** TASK BRIEF **
Send each entry back exactly as given, pictures excluded.

[Chart and figure data]

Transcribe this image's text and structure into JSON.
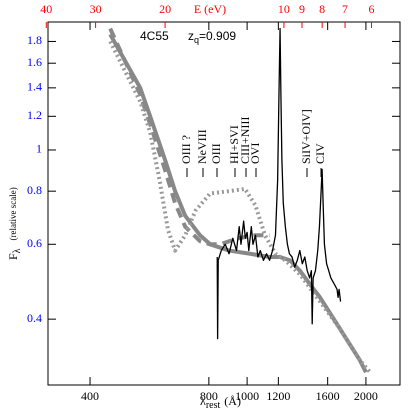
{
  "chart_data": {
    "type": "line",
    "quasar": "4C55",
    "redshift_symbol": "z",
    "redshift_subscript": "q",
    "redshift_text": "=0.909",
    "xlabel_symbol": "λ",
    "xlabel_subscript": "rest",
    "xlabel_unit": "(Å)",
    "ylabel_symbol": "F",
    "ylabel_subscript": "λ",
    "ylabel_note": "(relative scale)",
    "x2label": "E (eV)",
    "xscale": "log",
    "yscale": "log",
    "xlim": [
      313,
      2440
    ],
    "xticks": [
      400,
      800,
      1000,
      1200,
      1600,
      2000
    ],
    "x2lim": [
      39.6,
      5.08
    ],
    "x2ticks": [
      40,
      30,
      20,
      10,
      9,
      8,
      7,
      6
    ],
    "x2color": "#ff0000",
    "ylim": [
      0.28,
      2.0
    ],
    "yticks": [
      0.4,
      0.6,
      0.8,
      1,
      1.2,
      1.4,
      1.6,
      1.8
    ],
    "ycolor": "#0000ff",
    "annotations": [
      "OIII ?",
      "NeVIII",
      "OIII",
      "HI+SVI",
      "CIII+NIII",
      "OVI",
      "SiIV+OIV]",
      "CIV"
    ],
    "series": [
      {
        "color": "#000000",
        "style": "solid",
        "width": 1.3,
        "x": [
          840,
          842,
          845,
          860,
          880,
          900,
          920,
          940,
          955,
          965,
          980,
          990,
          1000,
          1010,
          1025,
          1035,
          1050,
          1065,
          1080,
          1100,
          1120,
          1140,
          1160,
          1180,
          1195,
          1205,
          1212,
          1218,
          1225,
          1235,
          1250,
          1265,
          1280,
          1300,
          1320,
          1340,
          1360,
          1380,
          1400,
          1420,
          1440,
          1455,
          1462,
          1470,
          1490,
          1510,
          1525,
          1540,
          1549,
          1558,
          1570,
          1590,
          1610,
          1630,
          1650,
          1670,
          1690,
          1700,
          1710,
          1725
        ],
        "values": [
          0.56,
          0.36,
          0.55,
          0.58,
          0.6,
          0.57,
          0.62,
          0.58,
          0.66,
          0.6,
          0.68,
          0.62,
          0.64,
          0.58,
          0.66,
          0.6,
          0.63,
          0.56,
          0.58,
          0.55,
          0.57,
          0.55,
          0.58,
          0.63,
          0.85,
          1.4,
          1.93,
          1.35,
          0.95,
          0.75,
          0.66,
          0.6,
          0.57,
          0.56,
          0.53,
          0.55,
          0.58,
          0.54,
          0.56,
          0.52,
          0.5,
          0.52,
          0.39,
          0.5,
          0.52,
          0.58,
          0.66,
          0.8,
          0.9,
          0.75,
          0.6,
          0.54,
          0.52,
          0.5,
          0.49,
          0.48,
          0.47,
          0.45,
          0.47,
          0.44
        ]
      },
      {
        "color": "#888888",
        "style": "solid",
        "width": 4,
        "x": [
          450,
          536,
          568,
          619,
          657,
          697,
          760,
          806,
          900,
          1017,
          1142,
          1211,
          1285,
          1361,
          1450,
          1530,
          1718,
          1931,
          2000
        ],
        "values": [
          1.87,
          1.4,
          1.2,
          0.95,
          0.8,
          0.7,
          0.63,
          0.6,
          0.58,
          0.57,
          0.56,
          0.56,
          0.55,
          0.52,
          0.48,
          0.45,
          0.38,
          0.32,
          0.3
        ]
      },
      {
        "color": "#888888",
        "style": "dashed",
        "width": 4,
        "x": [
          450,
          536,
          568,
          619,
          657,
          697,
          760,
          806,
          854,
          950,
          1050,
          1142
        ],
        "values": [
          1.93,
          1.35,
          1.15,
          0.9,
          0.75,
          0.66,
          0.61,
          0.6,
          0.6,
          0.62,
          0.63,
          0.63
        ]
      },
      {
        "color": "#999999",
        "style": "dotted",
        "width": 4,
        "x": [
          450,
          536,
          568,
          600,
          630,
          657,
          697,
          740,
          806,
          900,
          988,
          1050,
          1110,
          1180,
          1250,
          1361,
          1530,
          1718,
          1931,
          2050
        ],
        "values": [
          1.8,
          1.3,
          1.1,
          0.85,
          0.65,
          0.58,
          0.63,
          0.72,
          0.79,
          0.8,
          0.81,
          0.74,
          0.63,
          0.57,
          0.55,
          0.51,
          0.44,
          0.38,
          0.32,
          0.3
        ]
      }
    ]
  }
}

** WRITTEN RESPONSE **
Transcribe this image's text and structure into JSON.
{
  "chart_data": {
    "type": "line",
    "quasar": "4C55",
    "redshift_symbol": "z",
    "redshift_subscript": "q",
    "redshift_text": "=0.909",
    "xlabel_symbol": "λ",
    "xlabel_subscript": "rest",
    "xlabel_unit": "(Å)",
    "ylabel_symbol": "F",
    "ylabel_subscript": "λ",
    "ylabel_note": "(relative scale)",
    "x2label": "E (eV)",
    "xscale": "log",
    "yscale": "log",
    "xlim": [
      313,
      2440
    ],
    "xticks": [
      400,
      800,
      1000,
      1200,
      1600,
      2000
    ],
    "x2lim": [
      39.6,
      5.08
    ],
    "x2ticks": [
      40,
      30,
      20,
      10,
      9,
      8,
      7,
      6
    ],
    "x2color": "#ff0000",
    "ylim": [
      0.28,
      2.0
    ],
    "yticks": [
      0.4,
      0.6,
      0.8,
      1,
      1.2,
      1.4,
      1.6,
      1.8
    ],
    "ycolor": "#0000ff",
    "annotations": [
      "OIII ?",
      "NeVIII",
      "OIII",
      "HI+SVI",
      "CIII+NIII",
      "OVI",
      "SiIV+OIV]",
      "CIV"
    ],
    "series": [
      {
        "color": "#000000",
        "style": "solid",
        "width": 1.3,
        "x": [
          840,
          842,
          845,
          860,
          880,
          900,
          920,
          940,
          955,
          965,
          980,
          990,
          1000,
          1010,
          1025,
          1035,
          1050,
          1065,
          1080,
          1100,
          1120,
          1140,
          1160,
          1180,
          1195,
          1205,
          1212,
          1218,
          1225,
          1235,
          1250,
          1265,
          1280,
          1300,
          1320,
          1340,
          1360,
          1380,
          1400,
          1420,
          1440,
          1455,
          1462,
          1470,
          1490,
          1510,
          1525,
          1540,
          1549,
          1558,
          1570,
          1590,
          1610,
          1630,
          1650,
          1670,
          1690,
          1700,
          1710,
          1725
        ],
        "values": [
          0.56,
          0.36,
          0.55,
          0.58,
          0.6,
          0.57,
          0.62,
          0.58,
          0.66,
          0.6,
          0.68,
          0.62,
          0.64,
          0.58,
          0.66,
          0.6,
          0.63,
          0.56,
          0.58,
          0.55,
          0.57,
          0.55,
          0.58,
          0.63,
          0.85,
          1.4,
          1.93,
          1.35,
          0.95,
          0.75,
          0.66,
          0.6,
          0.57,
          0.56,
          0.53,
          0.55,
          0.58,
          0.54,
          0.56,
          0.52,
          0.5,
          0.52,
          0.39,
          0.5,
          0.52,
          0.58,
          0.66,
          0.8,
          0.9,
          0.75,
          0.6,
          0.54,
          0.52,
          0.5,
          0.49,
          0.48,
          0.47,
          0.45,
          0.47,
          0.44
        ]
      },
      {
        "color": "#888888",
        "style": "solid",
        "width": 4,
        "x": [
          450,
          536,
          568,
          619,
          657,
          697,
          760,
          806,
          900,
          1017,
          1142,
          1211,
          1285,
          1361,
          1450,
          1530,
          1718,
          1931,
          2000
        ],
        "values": [
          1.87,
          1.4,
          1.2,
          0.95,
          0.8,
          0.7,
          0.63,
          0.6,
          0.58,
          0.57,
          0.56,
          0.56,
          0.55,
          0.52,
          0.48,
          0.45,
          0.38,
          0.32,
          0.3
        ]
      },
      {
        "color": "#888888",
        "style": "dashed",
        "width": 4,
        "x": [
          450,
          536,
          568,
          619,
          657,
          697,
          760,
          806,
          854,
          950,
          1050,
          1142
        ],
        "values": [
          1.93,
          1.35,
          1.15,
          0.9,
          0.75,
          0.66,
          0.61,
          0.6,
          0.6,
          0.62,
          0.63,
          0.63
        ]
      },
      {
        "color": "#999999",
        "style": "dotted",
        "width": 4,
        "x": [
          450,
          536,
          568,
          600,
          630,
          657,
          697,
          740,
          806,
          900,
          988,
          1050,
          1110,
          1180,
          1250,
          1361,
          1530,
          1718,
          1931,
          2050
        ],
        "values": [
          1.8,
          1.3,
          1.1,
          0.85,
          0.65,
          0.58,
          0.63,
          0.72,
          0.79,
          0.8,
          0.81,
          0.74,
          0.63,
          0.57,
          0.55,
          0.51,
          0.44,
          0.38,
          0.32,
          0.3
        ]
      }
    ]
  }
}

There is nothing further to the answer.